* Stated exercise: Reproduce verbatim the lines of the records below, from the line containing "Patent image size: (1046, 684)." through the end of the records, inclusive.

BEGIN

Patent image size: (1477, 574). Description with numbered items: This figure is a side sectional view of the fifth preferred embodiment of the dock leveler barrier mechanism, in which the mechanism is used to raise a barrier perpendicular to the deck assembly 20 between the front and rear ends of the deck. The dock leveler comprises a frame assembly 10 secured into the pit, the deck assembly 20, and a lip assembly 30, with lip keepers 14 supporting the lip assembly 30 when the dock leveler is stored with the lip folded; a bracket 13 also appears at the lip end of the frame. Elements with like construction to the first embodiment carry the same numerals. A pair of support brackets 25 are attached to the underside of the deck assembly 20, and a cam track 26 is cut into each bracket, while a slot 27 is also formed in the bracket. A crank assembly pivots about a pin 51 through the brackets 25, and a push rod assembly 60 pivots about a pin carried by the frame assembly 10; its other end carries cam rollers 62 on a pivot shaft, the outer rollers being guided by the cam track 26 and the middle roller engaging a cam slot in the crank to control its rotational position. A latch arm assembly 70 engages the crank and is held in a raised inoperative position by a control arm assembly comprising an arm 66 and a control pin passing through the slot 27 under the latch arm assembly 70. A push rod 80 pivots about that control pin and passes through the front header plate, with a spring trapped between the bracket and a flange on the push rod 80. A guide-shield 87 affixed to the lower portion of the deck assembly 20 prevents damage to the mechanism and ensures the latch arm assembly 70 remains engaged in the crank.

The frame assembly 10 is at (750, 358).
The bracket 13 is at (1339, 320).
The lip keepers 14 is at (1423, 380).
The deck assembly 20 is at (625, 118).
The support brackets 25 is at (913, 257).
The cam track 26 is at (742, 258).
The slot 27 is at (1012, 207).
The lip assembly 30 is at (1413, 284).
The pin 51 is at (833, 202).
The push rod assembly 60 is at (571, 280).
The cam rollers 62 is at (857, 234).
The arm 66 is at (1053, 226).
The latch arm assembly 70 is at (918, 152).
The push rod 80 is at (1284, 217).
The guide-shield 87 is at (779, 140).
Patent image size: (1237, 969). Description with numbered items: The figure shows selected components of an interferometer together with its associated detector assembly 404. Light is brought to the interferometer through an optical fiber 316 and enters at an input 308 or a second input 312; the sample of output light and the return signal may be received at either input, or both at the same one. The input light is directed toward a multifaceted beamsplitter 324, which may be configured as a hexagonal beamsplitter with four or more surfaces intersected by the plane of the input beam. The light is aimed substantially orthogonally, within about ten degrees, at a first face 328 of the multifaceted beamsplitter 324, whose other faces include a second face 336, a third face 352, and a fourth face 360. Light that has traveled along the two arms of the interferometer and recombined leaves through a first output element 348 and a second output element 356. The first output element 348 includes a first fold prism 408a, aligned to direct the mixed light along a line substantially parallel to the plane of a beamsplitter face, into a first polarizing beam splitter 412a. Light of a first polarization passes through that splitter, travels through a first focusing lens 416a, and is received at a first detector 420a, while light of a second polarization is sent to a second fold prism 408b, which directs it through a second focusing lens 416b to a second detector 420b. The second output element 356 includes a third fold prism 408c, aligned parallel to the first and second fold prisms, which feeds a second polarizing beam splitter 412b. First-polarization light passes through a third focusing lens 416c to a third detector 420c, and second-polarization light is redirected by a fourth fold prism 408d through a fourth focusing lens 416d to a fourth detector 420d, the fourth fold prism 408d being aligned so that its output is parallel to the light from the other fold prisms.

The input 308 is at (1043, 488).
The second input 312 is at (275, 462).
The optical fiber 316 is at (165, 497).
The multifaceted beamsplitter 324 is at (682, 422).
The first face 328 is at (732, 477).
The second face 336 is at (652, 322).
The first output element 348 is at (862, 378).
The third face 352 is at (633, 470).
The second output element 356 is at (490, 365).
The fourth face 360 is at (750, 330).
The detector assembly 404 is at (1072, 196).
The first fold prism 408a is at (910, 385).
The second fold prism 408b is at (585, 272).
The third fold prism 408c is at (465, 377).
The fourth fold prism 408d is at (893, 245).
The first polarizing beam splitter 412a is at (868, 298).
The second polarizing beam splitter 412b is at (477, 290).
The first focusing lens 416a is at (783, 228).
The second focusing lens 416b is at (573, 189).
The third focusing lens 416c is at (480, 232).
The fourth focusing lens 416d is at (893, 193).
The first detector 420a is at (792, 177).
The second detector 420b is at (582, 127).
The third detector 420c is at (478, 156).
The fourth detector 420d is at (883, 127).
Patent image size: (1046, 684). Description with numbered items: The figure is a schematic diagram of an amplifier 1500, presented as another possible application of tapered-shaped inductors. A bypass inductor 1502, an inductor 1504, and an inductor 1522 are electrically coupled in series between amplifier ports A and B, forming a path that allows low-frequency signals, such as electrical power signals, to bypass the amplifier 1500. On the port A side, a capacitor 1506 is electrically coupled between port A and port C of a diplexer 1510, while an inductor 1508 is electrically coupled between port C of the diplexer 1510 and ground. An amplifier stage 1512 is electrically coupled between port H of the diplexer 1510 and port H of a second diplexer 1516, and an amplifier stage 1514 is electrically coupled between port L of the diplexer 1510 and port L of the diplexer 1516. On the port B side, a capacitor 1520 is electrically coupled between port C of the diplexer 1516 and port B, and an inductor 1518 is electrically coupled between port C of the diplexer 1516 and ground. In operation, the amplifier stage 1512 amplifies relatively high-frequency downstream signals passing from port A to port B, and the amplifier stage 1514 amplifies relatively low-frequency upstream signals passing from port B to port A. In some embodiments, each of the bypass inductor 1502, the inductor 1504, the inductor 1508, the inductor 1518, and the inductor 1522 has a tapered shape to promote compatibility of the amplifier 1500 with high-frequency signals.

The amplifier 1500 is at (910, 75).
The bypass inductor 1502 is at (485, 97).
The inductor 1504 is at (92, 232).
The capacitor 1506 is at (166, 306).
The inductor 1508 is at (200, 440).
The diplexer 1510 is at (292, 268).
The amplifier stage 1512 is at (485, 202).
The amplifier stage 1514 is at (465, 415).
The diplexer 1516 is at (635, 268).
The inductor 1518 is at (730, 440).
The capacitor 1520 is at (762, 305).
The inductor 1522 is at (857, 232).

END

* Full output:
Patent image size: (1046, 684). Description with numbered items: The figure is a schematic diagram of an amplifier 1500, presented as another possible application of tapered-shaped inductors. A bypass inductor 1502, an inductor 1504, and an inductor 1522 are electrically coupled in series between amplifier ports A and B, forming a path that allows low-frequency signals, such as electrical power signals, to bypass the amplifier 1500. On the port A side, a capacitor 1506 is electrically coupled between port A and port C of a diplexer 1510, while an inductor 1508 is electrically coupled between port C of the diplexer 1510 and ground. An amplifier stage 1512 is electrically coupled between port H of the diplexer 1510 and port H of a second diplexer 1516, and an amplifier stage 1514 is electrically coupled between port L of the diplexer 1510 and port L of the diplexer 1516. On the port B side, a capacitor 1520 is electrically coupled between port C of the diplexer 1516 and port B, and an inductor 1518 is electrically coupled between port C of the diplexer 1516 and ground. In operation, the amplifier stage 1512 amplifies relatively high-frequency downstream signals passing from port A to port B, and the amplifier stage 1514 amplifies relatively low-frequency upstream signals passing from port B to port A. In some embodiments, each of the bypass inductor 1502, the inductor 1504, the inductor 1508, the inductor 1518, and the inductor 1522 has a tapered shape to promote compatibility of the amplifier 1500 with high-frequency signals.

The amplifier 1500 is at (910, 75).
The bypass inductor 1502 is at (485, 97).
The inductor 1504 is at (92, 232).
The capacitor 1506 is at (166, 306).
The inductor 1508 is at (200, 440).
The diplexer 1510 is at (292, 268).
The amplifier stage 1512 is at (485, 202).
The amplifier stage 1514 is at (465, 415).
The diplexer 1516 is at (635, 268).
The inductor 1518 is at (730, 440).
The capacitor 1520 is at (762, 305).
The inductor 1522 is at (857, 232).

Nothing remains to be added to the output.